- _WORK REQUIRED_
Below are records; state how many of their lines hold the word "name", and give only the figure.

- _RECORDS TO USE_
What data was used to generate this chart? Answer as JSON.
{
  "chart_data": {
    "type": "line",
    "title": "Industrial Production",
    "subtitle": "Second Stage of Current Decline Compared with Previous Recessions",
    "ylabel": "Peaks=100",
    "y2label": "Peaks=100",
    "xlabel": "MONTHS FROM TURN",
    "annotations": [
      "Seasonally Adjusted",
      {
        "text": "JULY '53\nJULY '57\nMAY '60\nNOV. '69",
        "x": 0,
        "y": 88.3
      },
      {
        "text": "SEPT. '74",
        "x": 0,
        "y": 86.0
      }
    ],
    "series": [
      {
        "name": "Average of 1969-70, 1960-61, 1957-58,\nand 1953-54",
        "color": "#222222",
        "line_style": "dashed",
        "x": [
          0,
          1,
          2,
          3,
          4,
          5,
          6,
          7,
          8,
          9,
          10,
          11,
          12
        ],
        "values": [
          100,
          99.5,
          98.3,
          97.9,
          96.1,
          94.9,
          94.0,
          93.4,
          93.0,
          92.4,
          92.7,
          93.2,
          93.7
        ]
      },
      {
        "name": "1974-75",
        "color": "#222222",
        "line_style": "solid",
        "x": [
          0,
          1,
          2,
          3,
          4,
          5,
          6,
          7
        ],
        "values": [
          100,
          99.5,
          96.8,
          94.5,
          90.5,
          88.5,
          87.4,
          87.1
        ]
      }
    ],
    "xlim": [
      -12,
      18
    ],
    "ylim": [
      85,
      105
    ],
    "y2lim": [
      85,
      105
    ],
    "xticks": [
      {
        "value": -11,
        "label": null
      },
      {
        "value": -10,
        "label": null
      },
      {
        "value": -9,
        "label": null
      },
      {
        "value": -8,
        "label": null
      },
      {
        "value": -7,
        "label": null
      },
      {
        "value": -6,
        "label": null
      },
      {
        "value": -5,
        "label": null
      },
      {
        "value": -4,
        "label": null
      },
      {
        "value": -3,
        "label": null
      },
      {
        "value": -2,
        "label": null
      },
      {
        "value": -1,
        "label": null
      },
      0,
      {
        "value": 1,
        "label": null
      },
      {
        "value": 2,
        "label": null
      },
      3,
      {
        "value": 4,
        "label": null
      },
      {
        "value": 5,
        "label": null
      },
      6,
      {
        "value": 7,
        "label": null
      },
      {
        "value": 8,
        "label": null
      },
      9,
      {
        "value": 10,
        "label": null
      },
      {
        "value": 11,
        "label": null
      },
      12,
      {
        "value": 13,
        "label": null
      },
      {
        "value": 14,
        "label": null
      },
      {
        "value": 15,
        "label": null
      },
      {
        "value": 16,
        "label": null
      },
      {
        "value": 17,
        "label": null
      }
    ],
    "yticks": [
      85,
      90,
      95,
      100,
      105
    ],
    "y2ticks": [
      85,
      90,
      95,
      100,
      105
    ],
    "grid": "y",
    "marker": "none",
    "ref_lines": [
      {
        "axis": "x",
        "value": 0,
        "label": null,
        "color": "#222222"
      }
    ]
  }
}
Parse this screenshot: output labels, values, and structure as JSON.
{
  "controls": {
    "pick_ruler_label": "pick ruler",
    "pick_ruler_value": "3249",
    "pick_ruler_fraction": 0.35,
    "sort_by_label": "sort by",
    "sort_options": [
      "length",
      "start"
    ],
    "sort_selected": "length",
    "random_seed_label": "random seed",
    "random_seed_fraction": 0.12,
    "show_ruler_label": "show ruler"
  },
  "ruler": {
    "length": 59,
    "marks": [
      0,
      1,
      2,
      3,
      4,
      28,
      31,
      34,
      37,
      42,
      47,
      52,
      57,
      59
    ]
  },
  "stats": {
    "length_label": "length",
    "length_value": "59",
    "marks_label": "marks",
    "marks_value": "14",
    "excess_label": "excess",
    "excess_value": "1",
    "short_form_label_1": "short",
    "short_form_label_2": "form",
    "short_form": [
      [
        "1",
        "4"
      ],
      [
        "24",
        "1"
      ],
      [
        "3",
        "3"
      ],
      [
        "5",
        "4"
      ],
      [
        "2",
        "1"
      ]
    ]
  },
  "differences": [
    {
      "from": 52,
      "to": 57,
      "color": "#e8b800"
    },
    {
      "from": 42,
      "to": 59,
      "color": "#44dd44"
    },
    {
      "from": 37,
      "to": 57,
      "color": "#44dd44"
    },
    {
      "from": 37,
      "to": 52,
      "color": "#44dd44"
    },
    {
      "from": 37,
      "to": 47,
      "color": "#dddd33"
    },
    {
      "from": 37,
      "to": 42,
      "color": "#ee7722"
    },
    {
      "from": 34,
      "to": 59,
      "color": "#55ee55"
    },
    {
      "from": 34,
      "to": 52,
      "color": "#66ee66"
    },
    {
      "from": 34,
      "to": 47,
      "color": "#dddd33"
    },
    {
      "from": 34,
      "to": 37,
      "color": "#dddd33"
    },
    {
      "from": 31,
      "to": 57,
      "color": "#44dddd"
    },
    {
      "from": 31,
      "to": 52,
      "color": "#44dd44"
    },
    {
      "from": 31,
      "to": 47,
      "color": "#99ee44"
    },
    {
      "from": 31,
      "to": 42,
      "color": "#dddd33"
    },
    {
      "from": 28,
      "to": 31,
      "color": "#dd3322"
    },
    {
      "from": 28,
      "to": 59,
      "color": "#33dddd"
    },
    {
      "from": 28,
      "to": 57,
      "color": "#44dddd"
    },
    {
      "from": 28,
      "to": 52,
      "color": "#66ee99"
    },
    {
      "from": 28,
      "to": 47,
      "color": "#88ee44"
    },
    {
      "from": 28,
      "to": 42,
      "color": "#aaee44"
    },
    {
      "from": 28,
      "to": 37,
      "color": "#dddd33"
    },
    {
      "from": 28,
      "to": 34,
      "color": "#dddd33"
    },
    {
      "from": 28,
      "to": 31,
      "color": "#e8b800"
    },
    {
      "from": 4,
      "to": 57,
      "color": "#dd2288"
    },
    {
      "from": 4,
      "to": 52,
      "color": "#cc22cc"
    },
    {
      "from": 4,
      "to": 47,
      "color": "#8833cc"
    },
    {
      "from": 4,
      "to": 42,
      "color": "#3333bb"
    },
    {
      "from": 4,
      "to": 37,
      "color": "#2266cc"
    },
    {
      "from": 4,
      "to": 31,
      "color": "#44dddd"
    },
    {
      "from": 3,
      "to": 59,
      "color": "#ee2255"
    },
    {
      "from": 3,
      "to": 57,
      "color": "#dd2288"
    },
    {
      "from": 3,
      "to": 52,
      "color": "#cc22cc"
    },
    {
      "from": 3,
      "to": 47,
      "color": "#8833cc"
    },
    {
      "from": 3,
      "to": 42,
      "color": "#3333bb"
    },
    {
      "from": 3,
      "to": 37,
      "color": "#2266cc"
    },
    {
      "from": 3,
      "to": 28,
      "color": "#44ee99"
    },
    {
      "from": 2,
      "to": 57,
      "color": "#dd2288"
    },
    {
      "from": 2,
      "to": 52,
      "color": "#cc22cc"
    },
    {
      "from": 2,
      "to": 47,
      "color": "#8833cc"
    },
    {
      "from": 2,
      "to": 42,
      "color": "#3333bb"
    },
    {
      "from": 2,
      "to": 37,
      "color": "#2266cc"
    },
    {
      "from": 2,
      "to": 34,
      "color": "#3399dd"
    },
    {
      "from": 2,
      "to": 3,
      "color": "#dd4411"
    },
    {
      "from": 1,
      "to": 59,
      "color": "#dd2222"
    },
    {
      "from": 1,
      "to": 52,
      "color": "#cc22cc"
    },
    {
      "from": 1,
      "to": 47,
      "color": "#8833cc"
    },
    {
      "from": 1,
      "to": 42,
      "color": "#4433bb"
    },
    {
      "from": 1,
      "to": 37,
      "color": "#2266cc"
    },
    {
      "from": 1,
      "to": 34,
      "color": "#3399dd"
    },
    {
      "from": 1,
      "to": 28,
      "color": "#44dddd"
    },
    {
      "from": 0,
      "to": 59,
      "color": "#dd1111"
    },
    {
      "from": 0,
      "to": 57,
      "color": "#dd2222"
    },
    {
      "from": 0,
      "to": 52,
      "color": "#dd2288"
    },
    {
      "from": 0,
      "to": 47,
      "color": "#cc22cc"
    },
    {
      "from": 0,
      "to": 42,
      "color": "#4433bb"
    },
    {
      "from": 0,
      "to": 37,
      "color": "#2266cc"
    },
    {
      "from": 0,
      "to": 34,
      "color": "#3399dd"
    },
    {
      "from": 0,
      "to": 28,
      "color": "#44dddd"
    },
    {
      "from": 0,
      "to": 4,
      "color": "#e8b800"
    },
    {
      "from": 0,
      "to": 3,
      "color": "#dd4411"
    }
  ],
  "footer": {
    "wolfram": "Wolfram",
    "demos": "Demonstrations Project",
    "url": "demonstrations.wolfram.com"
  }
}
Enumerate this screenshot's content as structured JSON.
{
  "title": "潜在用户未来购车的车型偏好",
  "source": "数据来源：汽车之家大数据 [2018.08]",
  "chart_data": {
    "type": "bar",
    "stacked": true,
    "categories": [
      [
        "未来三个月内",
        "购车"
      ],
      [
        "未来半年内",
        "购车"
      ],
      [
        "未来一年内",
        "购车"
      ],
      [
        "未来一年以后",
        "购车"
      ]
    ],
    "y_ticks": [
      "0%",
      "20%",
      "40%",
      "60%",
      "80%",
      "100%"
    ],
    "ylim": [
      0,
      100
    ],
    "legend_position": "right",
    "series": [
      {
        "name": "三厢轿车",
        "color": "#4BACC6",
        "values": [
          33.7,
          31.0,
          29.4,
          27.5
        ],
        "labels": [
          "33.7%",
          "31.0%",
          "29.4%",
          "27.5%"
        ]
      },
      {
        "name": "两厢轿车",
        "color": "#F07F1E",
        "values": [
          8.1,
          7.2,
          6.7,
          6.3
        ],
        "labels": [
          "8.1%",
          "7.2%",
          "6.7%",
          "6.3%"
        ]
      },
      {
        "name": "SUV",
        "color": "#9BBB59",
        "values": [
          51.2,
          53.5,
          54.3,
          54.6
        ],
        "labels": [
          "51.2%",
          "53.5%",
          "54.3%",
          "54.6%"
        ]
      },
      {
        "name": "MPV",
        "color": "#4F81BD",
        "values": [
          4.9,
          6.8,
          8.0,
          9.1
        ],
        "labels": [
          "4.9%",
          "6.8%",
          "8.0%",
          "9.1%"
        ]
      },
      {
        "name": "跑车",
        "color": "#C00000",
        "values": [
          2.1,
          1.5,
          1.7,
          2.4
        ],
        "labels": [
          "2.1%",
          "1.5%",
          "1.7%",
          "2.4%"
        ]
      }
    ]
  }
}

- _ANSWER FOR THIS EXERCISE_
7